## begin SUPPLIED INFORMATION
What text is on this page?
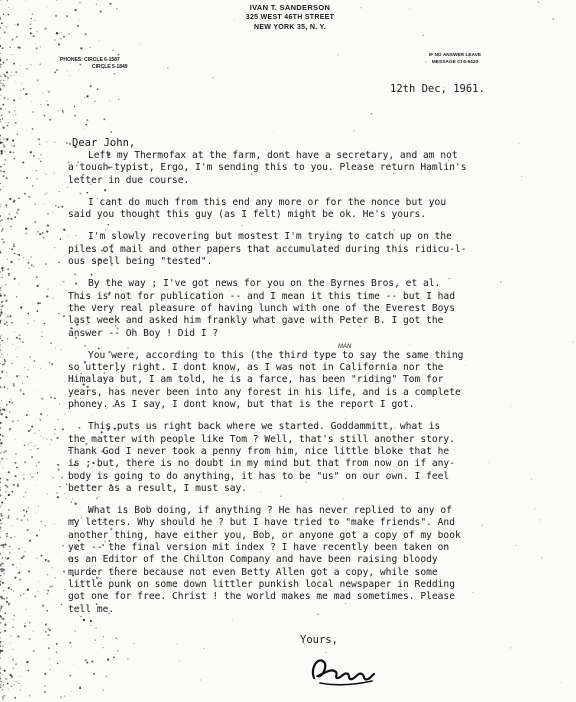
IVAN T. SANDERSON
325 WEST 46TH STREET
NEW YORK 35, N. Y.
PHONES: CIRCLE 6-1587
CIRCLE 5-1849
IF NO ANSWER LEAVE
MESSAGE CI 6-9420
12th Dec, 1961.
Dear John,

Left my Thermofax at the farm, dont have a secretary, and am not
a touch-typist, Ergo, I'm sending this to you. Please return Hamlin's
letter in due course.

I cant do much from this end any more or for the nonce but you
said you thought this guy (as I felt) might be ok. He's yours.

I'm slowly recovering but mostest I'm trying to catch up on the
piles of mail and other papers that accumulated during this ridicu-l-
ous spell being "tested".

By the way ; I've got news for you on the Byrnes Bros, et al.
This is not for publication -- and I mean it this time -- but I had
the very real pleasure of having lunch with one of the Everest Boys
last week and asked him frankly what gave with Peter B. I got the
answer -- Oh Boy ! Did I ?

You were, according to this (the third type to say the same thing
so utterly right. I dont know, as I was not in California nor the
Himalaya but, I am told, he is a farce, has been "riding" Tom for
years, has never been into any forest in his life, and is a complete
phoney. As I say, I dont know, but that is the report I got.
MAN

This puts us right back where we started. Goddammitt, what is
the matter with people like Tom ? Well, that's still another story.
Thank God I never took a penny from him, nice little bloke that he
is ; but, there is no doubt in my mind but that from now on if any-
body is going to do anything, it has to be "us" on our own. I feel
better as a result, I must say.

What is Bob doing, if anything ? He has never replied to any of
my letters. Why should he ? but I have tried to "make friends". And
another thing, have either you, Bob, or anyone got a copy of my book
yet -- the final version mit index ? I have recently been taken on
as an Editor of the Chilton Company and have been raising bloody
murder there because not even Betty Allen got a copy, while some
little punk on some down littler punkish local newspaper in Redding
got one for free. Christ ! the world makes me mad sometimes. Please
tell me.

Yours,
## end SUPPLIED INFORMATION
STATED TASK:
Produce an exact copy of each line of data, skipping embedded images.

OUTPUT OF THE EXERCISE:
What text is on this page?
IVAN T. SANDERSON
325 WEST 46TH STREET
NEW YORK 35, N. Y.
PHONES: CIRCLE 6-1587
CIRCLE 5-1849
IF NO ANSWER LEAVE
MESSAGE CI 6-9420
12th Dec, 1961.
Dear John,

Left my Thermofax at the farm, dont have a secretary, and am not
a touch-typist, Ergo, I'm sending this to you. Please return Hamlin's
letter in due course.

I cant do much from this end any more or for the nonce but you
said you thought this guy (as I felt) might be ok. He's yours.

I'm slowly recovering but mostest I'm trying to catch up on the
piles of mail and other papers that accumulated during this ridicu-l-
ous spell being "tested".

By the way ; I've got news for you on the Byrnes Bros, et al.
This is not for publication -- and I mean it this time -- but I had
the very real pleasure of having lunch with one of the Everest Boys
last week and asked him frankly what gave with Peter B. I got the
answer -- Oh Boy ! Did I ?

You were, according to this (the third type to say the same thing
so utterly right. I dont know, as I was not in California nor the
Himalaya but, I am told, he is a farce, has been "riding" Tom for
years, has never been into any forest in his life, and is a complete
phoney. As I say, I dont know, but that is the report I got.
MAN

This puts us right back where we started. Goddammitt, what is
the matter with people like Tom ? Well, that's still another story.
Thank God I never took a penny from him, nice little bloke that he
is ; but, there is no doubt in my mind but that from now on if any-
body is going to do anything, it has to be "us" on our own. I feel
better as a result, I must say.

What is Bob doing, if anything ? He has never replied to any of
my letters. Why should he ? but I have tried to "make friends". And
another thing, have either you, Bob, or anyone got a copy of my book
yet -- the final version mit index ? I have recently been taken on
as an Editor of the Chilton Company and have been raising bloody
murder there because not even Betty Allen got a copy, while some
little punk on some down littler punkish local newspaper in Redding
got one for free. Christ ! the world makes me mad sometimes. Please
tell me.

Yours,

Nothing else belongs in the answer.